Write out all the entries word for word and omit any pictures.
┌──
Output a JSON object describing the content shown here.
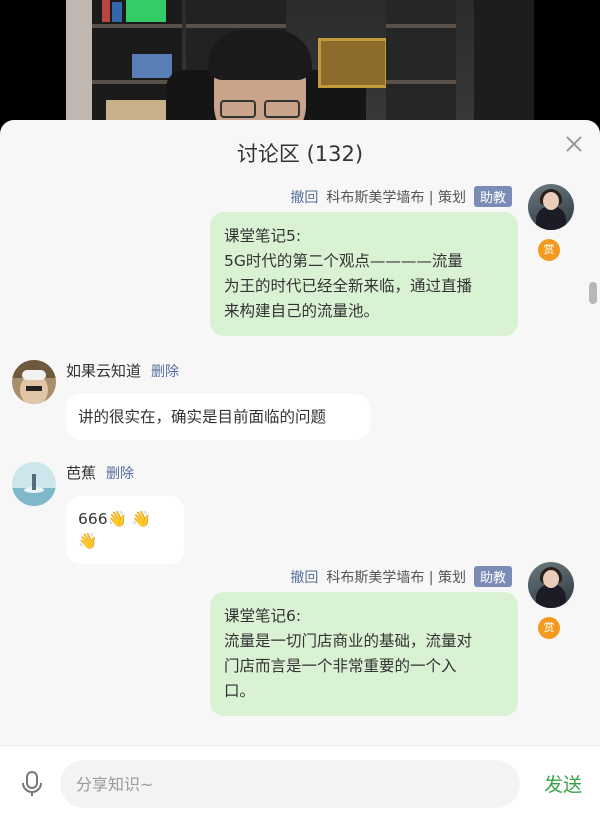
{
  "panel": {
    "title": "讨论区 (132)"
  },
  "messages": [
    {
      "side": "right",
      "undo": "撤回",
      "author": "科布斯美学墙布 | 策划",
      "badge": "助教",
      "reward": "赏",
      "lines": [
        "课堂笔记5:",
        "5G时代的第二个观点————流量",
        "为王的时代已经全新来临，通过直播",
        "来构建自己的流量池。"
      ]
    },
    {
      "side": "left",
      "author": "如果云知道",
      "delete": "删除",
      "text": "讲的很实在，确实是目前面临的问题"
    },
    {
      "side": "left",
      "author": "芭蕉",
      "delete": "删除",
      "text": "666👋 👋 👋"
    },
    {
      "side": "right",
      "undo": "撤回",
      "author": "科布斯美学墙布 | 策划",
      "badge": "助教",
      "reward": "赏",
      "lines": [
        "课堂笔记6:",
        "流量是一切门店商业的基础，流量对",
        "门店而言是一个非常重要的一个入",
        "口。"
      ]
    }
  ],
  "composer": {
    "placeholder": "分享知识~",
    "send": "发送",
    "mic_icon": "microphone-icon"
  },
  "colors": {
    "accent_green": "#3aa34a",
    "bubble_green": "#d9f2d3",
    "link_blue": "#556f9a",
    "badge_blue": "#7b8db7",
    "reward_orange": "#f39a1e"
  }
}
└──
EXPECTED OUTPUT ->
Output a JSON object describing the content shown here.
{
  "panel": {
    "title": "讨论区 (132)"
  },
  "messages": [
    {
      "side": "right",
      "undo": "撤回",
      "author": "科布斯美学墙布 | 策划",
      "badge": "助教",
      "reward": "赏",
      "lines": [
        "课堂笔记5:",
        "5G时代的第二个观点————流量",
        "为王的时代已经全新来临，通过直播",
        "来构建自己的流量池。"
      ]
    },
    {
      "side": "left",
      "author": "如果云知道",
      "delete": "删除",
      "text": "讲的很实在，确实是目前面临的问题"
    },
    {
      "side": "left",
      "author": "芭蕉",
      "delete": "删除",
      "text": "666👋 👋 👋"
    },
    {
      "side": "right",
      "undo": "撤回",
      "author": "科布斯美学墙布 | 策划",
      "badge": "助教",
      "reward": "赏",
      "lines": [
        "课堂笔记6:",
        "流量是一切门店商业的基础，流量对",
        "门店而言是一个非常重要的一个入",
        "口。"
      ]
    }
  ],
  "composer": {
    "placeholder": "分享知识~",
    "send": "发送",
    "mic_icon": "microphone-icon"
  },
  "colors": {
    "accent_green": "#3aa34a",
    "bubble_green": "#d9f2d3",
    "link_blue": "#556f9a",
    "badge_blue": "#7b8db7",
    "reward_orange": "#f39a1e"
  }
}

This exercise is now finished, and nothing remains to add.